Shas party leader Aryeh Deri arrives at the Knesset for a meeting with Prime Minister Benjamin Netanyahu, March 3, 2020. (Yonatan Sindel/ Flash90)

“I don’t remember such a thing being done in all my years as prime minister,” he said. “Not from a cabinet meeting and not from a coronavirus cabinet like this; a discussion with the Shin Bet chief, it is very serious.”

According to Channel 12, the Shin Bet head himself, Nadav Argaman, told ministers Monday after the recordings aired that “it is not pleasant to be in a place where your words are leaked and apparently recorded.”

Meetings of the coronavirus cabinet, a ministerial forum overseeing Israel’s handling of the pandemic, are closed to the public and their content is not generally published. While leaks from cabinet meetings are common, recordings of such meetings are not. In the past, Netanyahu and other ministers have pushed for polygraph tests to be forced on meeting participants in order to expose leakers.

The recordings aired Sunday evening by Channel 12 showed that Argaman opposed renewing and anchoring in law the program that would allow the intelligence service to use sensitive personal data to track coronavirus carriers.

They showed that with virus cases swelleding, Netanyahu is pushing for the reactivation of the shadowy program — employing procedures that are usually reserved for counterterrorism operations — over Argaman’s objections.

Prime Minister Benjamin Netanyahu in a briefing to the media at the Prime Minister’s Office in Jerusalem, June 11, 2020. (video screenshot)

* _Exercise tasks_
(1) Summarize the news excerpt about the leaked coronavirus cabinet recordings in two sentences.
(2) Reproduce the passage of the news excerpt between "Meetings of the" and "to expose leakers.", inclusive, swapping "polygraph tests" for "lie detector tests".

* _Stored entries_
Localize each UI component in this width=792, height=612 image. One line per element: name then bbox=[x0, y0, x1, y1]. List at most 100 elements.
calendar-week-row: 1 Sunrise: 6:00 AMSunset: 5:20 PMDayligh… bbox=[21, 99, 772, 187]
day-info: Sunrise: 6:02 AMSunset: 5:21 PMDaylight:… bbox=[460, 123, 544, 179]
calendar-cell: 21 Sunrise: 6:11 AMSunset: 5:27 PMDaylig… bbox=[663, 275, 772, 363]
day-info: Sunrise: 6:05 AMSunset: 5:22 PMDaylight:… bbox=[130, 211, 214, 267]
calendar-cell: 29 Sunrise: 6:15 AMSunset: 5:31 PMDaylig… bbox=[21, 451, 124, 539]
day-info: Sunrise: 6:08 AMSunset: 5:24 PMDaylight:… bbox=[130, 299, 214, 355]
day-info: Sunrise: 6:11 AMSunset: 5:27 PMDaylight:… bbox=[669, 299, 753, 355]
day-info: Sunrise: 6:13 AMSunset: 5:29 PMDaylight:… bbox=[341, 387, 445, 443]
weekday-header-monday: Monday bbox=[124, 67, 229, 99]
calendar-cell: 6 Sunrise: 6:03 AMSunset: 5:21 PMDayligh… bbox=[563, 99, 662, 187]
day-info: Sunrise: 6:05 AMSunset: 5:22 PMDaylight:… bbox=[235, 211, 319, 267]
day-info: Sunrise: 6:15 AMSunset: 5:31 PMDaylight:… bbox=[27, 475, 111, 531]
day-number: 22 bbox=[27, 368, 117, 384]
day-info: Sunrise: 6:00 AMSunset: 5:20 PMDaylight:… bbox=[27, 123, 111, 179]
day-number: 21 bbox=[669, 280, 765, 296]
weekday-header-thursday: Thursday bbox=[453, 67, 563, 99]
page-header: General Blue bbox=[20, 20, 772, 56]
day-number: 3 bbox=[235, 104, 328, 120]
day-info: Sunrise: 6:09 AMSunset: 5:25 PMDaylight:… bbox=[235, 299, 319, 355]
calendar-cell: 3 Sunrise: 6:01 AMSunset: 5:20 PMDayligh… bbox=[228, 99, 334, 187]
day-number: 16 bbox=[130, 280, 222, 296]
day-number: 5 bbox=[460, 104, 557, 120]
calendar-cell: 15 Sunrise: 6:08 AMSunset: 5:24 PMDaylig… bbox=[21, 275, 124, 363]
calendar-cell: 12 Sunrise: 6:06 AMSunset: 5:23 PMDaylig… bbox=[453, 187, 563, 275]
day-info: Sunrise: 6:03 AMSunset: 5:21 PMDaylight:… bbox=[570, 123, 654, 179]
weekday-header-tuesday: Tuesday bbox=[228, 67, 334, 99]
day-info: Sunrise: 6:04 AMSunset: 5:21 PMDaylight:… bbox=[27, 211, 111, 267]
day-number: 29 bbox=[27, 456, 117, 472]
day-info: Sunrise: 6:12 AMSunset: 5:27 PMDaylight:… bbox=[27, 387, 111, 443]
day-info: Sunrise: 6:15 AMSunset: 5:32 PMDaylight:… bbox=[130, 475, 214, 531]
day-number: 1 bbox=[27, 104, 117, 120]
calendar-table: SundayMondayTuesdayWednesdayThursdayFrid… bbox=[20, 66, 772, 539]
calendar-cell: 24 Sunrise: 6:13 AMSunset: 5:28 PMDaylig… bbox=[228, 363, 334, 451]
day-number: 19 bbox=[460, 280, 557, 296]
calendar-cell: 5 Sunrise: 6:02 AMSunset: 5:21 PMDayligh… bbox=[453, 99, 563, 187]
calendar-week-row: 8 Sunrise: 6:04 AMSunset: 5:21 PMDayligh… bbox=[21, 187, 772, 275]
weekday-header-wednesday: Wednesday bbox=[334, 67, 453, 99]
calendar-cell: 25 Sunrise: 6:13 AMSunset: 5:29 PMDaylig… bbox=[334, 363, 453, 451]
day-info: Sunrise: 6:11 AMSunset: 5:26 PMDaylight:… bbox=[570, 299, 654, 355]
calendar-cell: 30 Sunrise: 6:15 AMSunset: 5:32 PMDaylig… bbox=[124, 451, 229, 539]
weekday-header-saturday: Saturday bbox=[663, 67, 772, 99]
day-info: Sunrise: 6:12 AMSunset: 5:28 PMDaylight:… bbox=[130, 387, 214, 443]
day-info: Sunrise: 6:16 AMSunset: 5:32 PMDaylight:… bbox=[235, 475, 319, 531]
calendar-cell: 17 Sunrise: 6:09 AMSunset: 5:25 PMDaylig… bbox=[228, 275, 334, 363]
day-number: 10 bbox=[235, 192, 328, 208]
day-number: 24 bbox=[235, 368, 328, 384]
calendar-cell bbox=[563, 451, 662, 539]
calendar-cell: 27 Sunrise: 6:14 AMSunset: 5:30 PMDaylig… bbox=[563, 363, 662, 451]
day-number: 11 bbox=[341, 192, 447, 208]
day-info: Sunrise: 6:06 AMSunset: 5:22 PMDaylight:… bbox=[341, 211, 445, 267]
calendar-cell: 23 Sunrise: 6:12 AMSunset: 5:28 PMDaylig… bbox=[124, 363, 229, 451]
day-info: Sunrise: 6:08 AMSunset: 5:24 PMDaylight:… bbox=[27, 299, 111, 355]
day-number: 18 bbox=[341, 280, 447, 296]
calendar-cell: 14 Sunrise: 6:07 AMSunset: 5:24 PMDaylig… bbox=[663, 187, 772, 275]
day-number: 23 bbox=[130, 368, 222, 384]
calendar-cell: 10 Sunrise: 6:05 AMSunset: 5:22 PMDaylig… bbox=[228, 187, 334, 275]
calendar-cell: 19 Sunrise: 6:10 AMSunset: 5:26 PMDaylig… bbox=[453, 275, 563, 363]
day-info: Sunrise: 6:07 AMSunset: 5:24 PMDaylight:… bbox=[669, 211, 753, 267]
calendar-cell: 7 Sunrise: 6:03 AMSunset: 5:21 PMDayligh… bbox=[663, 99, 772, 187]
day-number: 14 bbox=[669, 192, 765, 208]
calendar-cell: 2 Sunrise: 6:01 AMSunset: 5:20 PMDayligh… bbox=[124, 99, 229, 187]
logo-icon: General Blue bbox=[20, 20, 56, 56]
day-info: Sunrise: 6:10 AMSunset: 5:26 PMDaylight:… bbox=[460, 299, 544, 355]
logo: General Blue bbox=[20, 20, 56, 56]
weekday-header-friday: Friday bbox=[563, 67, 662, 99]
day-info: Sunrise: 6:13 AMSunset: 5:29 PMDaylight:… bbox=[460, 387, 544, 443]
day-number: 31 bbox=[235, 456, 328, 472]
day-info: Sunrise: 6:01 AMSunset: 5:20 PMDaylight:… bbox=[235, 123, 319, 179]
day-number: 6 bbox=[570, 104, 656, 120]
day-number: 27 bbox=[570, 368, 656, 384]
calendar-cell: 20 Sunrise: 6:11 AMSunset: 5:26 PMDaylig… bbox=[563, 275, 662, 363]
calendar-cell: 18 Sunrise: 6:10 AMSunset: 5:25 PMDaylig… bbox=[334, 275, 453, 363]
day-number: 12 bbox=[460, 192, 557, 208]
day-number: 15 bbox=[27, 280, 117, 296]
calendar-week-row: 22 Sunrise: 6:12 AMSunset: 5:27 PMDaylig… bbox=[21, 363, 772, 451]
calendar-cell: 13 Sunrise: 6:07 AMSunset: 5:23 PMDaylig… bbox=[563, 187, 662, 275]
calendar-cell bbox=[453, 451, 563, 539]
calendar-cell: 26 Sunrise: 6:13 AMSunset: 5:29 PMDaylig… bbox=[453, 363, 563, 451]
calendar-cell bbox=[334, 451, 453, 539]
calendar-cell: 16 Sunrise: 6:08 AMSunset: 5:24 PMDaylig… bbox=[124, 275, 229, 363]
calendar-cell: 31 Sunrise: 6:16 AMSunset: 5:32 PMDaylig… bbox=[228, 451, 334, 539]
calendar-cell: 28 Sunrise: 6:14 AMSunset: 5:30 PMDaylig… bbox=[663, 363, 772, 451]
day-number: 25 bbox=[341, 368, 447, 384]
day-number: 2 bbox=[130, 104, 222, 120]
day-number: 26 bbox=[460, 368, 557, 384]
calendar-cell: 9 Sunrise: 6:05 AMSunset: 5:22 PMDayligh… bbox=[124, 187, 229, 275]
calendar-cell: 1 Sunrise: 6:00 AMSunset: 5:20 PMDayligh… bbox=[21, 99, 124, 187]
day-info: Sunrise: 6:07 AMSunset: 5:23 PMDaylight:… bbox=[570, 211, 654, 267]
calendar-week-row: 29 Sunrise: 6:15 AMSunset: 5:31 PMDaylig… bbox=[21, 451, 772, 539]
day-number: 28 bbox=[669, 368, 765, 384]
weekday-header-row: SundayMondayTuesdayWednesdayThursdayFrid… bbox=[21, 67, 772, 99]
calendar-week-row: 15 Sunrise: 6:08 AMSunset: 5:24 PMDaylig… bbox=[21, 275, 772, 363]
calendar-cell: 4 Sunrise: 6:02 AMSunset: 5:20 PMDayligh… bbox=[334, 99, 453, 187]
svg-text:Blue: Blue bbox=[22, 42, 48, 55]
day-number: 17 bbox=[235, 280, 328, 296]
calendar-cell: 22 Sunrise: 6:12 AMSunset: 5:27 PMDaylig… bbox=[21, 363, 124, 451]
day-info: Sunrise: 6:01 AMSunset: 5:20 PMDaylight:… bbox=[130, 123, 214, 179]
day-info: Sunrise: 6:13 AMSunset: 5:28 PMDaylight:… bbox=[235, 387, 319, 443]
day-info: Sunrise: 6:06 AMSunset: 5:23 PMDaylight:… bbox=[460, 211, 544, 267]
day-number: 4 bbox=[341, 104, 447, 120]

* _Responses by task_
(1) Recordings aired by Channel 12 on Sunday evening showed that Shin Bet head Nadav Argaman opposed renewing a program that would let the intelligence service use sensitive personal data to track coronavirus carriers, while Netanyahu pushed to reactivate it over his objections. Meetings of Israel's coronavirus cabinet are closed to the public, and although leaks from cabinet meetings are common, recordings are not; according to Channel 12, Argaman told ministers it is not pleasant to have your words leaked and apparently recorded.

(2)
Meetings of the coronavirus cabinet, a ministerial forum overseeing Israel’s handling of the pandemic, are closed to the public and their content is not generally published. While leaks from cabinet meetings are common, recordings of such meetings are not. In the past, Netanyahu and other ministers have pushed for lie detector tests to be forced on meeting participants in order to expose leakers.